━━ ARTICLE
# lillian's FO's



## winestonefarm (Oct 6, 2008)

for those who were buying from her what are you doing now for those scents?? I really like Nautica but am about out and don't know where else to find it, and some of her other scents. 

thanks, 
jodi


----------



## Sondra (Oct 25, 2007)

don't have a clue


----------



## a4patch (Oct 7, 2009)

She handed everything over to Denise at http://www.fullmoonherbs.com/store/index.php. You can order from her or subscribe and get on her pre-buy list.

Blessings,


----------



## winestonefarm (Oct 6, 2008)

she doesn't carry lillian's scents and isn't offering any prebuy''s now for 3mo.


----------



## Faye Farms (Sep 14, 2009)

She is running a pre-buy now on 3x Peppermint and Irish Spring.


----------



## Aja-Sammati (Oct 26, 2007)

If you ask her, she will ask the list for interest in a prebuy for a certain scent, too. SHe just asked about Nautica, but it is way too expensive I guess. Luckily I have almost a year's worth of honey & bulgarian lavender right now.


----------



## a4patch (Oct 7, 2009)

I did get OMH and Honey propolis from Denise. Anything I ordered from Lillian I have preordered through Denise. Very nice, easy to work with, consistent. If you have a question email her directly from her site.


----------
━━━━
■ **TASKS TO COMPLETE**:
(a) Translate this sentence from the thread into Spanish: "Anything I ordered from Lillian I have preordered through Denise."
(b) In the thread, why does a4patch send buyers of Lillian's scents to Denise? Answer in one to three sentences.
(c) Reproduce the thread word for word from "for those who" to "her other scents.".
━━ LISTING
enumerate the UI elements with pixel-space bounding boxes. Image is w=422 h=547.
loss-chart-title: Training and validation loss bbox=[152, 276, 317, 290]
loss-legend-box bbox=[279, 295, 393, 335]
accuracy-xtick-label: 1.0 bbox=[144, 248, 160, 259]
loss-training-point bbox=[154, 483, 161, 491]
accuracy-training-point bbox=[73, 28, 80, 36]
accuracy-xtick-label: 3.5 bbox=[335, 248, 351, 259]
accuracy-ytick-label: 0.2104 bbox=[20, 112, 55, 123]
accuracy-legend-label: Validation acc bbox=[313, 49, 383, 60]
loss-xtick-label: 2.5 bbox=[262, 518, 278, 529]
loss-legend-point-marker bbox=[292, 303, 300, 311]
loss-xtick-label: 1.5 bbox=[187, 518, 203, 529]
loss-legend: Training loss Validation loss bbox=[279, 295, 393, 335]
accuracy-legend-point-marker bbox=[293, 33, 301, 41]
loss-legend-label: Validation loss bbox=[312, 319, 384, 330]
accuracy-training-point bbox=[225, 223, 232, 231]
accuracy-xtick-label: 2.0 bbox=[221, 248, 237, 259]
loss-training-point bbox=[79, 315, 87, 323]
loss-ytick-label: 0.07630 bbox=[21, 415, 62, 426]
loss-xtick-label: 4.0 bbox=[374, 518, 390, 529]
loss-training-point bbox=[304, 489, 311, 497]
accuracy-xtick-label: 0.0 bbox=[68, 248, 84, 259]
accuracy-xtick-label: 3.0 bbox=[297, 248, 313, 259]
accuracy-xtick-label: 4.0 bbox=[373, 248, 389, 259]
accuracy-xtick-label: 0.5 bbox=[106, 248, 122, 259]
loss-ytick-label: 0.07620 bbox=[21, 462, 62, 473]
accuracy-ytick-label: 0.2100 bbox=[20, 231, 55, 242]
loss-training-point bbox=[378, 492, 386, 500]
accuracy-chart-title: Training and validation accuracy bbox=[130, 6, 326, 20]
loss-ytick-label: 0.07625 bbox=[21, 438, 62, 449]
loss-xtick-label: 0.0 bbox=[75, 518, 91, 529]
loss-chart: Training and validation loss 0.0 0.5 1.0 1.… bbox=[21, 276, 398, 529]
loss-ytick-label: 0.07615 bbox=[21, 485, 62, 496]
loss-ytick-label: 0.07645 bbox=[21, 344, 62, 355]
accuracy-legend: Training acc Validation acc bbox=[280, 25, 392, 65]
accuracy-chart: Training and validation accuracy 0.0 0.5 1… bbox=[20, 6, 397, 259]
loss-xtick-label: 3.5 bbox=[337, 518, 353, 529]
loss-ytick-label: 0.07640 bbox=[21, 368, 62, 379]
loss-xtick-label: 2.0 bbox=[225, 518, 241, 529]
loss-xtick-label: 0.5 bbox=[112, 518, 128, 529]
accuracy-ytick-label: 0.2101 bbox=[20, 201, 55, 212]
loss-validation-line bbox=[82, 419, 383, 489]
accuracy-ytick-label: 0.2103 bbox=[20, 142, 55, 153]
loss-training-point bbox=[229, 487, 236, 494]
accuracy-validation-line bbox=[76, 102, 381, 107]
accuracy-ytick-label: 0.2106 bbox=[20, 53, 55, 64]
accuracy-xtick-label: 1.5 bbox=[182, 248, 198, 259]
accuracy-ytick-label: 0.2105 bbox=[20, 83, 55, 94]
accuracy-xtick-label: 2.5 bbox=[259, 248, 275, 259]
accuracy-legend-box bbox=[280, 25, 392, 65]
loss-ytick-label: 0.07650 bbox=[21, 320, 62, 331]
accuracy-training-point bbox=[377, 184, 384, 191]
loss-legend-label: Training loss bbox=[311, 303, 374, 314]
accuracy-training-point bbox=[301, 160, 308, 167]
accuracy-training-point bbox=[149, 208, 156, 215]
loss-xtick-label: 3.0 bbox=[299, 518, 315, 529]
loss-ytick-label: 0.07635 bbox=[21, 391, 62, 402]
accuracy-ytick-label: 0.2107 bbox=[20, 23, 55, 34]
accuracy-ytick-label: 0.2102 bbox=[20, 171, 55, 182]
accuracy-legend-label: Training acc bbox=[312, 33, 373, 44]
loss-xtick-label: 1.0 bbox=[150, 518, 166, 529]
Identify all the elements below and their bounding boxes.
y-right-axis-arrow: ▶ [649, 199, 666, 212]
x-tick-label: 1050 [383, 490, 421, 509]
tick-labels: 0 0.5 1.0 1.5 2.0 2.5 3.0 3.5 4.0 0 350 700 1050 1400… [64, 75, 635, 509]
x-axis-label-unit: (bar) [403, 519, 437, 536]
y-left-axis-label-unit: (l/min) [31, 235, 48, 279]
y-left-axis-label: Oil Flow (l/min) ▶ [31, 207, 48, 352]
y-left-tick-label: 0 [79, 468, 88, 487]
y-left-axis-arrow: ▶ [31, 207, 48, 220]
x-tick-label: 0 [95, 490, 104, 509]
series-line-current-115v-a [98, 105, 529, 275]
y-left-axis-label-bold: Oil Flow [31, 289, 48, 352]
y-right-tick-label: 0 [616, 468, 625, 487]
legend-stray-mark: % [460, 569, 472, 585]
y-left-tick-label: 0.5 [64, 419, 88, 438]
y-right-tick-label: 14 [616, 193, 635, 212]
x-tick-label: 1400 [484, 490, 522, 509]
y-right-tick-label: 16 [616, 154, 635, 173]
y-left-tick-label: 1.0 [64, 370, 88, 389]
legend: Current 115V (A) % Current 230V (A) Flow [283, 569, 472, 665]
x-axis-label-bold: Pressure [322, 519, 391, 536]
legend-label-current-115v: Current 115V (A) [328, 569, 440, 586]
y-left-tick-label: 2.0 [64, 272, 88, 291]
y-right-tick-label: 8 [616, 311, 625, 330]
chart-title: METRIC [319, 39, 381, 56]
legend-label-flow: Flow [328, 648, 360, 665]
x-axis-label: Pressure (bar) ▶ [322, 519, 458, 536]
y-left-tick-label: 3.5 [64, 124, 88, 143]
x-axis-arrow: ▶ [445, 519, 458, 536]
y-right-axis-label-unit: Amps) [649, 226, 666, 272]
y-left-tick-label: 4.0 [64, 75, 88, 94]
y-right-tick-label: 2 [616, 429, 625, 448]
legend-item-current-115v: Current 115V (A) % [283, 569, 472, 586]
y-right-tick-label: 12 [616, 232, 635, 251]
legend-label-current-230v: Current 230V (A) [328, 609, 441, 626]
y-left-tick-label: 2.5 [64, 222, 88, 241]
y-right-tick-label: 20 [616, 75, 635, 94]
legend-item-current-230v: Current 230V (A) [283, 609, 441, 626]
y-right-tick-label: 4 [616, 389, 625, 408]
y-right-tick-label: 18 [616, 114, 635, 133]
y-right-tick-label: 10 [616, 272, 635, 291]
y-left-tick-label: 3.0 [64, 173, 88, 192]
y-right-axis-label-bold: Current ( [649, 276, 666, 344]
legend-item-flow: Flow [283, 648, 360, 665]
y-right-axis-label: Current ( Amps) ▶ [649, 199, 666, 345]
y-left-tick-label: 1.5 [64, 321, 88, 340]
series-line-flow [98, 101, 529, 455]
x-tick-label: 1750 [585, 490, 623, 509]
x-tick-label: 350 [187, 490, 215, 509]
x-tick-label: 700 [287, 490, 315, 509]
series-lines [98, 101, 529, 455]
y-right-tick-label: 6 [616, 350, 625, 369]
━━━━
■ **EXPECTED OUTPUTS**:
(a) Todo lo que le pedía a Lillian lo he reservado por adelantado a través de Denise.

(b) Lillian handed everything over to Denise. Because of that, buyers can order from Denise or subscribe to get on her pre-buy list.

(c)
for those who were buying from her what are you doing now for those scents?? I really like Nautica but am about out and don't know where else to find it, and some of her other scents.